§ **Exercise**
Transcribe the part of the bacon comment thread that starts at the words "I love bacon, too, Kate, but" and ends after the words "for tomorrow morning.".

§ **Document excerpt**
There is a 105-year-old woman who attributes her longevity to . . . BACON! Oscar Meyer sent the weinermobile round to wish her a Happy Birthday and give her lots of FREE bacon. 😀
Here’s a link:
http://www.nydailynews.com/life-style/health/bacon-key-long-life-105-year-old-article-1.1338403
These days they don’t give gyrovagues a chance, Gale; they’re in their with their calorie counting and their low-fat recipes. I say, bring me the voluminous sackcloth!
I love bacon, too, Kate, but I only seem to eat it when I visit my sister over the holidays. She serves it every year with Xmas breakfast. I have so many dietary restrictions due to the severity of my gastrointestinal ills (everything’s completely under control) I’m lucky that I’m allowed to eat anything at all. But unfortunately, food with flavor dominates the “You Can’t Eat This Ever or You Will Surely Suffer” list. Thank you for adding gyrovague to my vocabulary. Milton has a bit of that in him, especially when he’s around cake.
Cake is one of the great crooses in the llife of any gyrovague, Lame. Double chocolate especially. I must cook a very big one for tomorrow morning.
Those monks had the right idea wearing flowing robes to hide their mead bellies! Good Luck on your 4-3 diet. Enjoy that soup . . . “my precious, my precious.”

§ **Raw data**
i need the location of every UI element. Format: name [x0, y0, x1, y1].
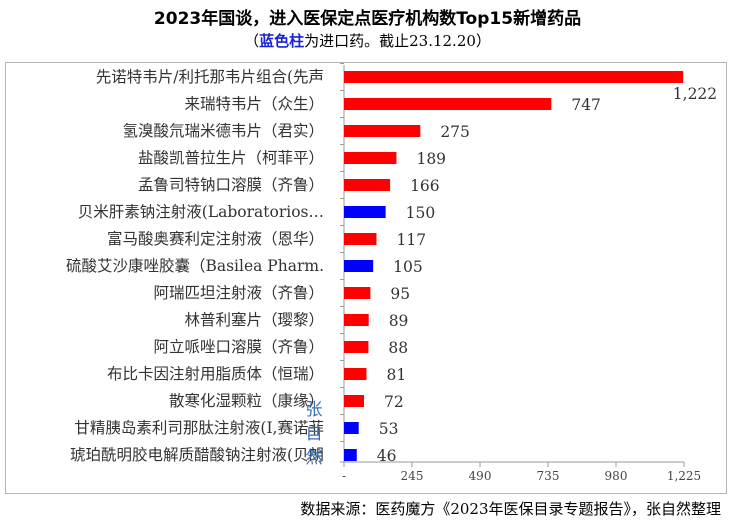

§ **Answer to the problem**
I love bacon, too, Kate, but I only seem to eat it when I visit my sister over the holidays. She serves it every year with Xmas breakfast. I have so many dietary restrictions due to the severity of my gastrointestinal ills (everything’s completely under control) I’m lucky that I’m allowed to eat anything at all. But unfortunately, food with flavor dominates the “You Can’t Eat This Ever or You Will Surely Suffer” list. Thank you for adding gyrovague to my vocabulary. Milton has a bit of that in him, especially when he’s around cake.
Cake is one of the great crooses in the llife of any gyrovague, Lame. Double chocolate especially. I must cook a very big one for tomorrow morning.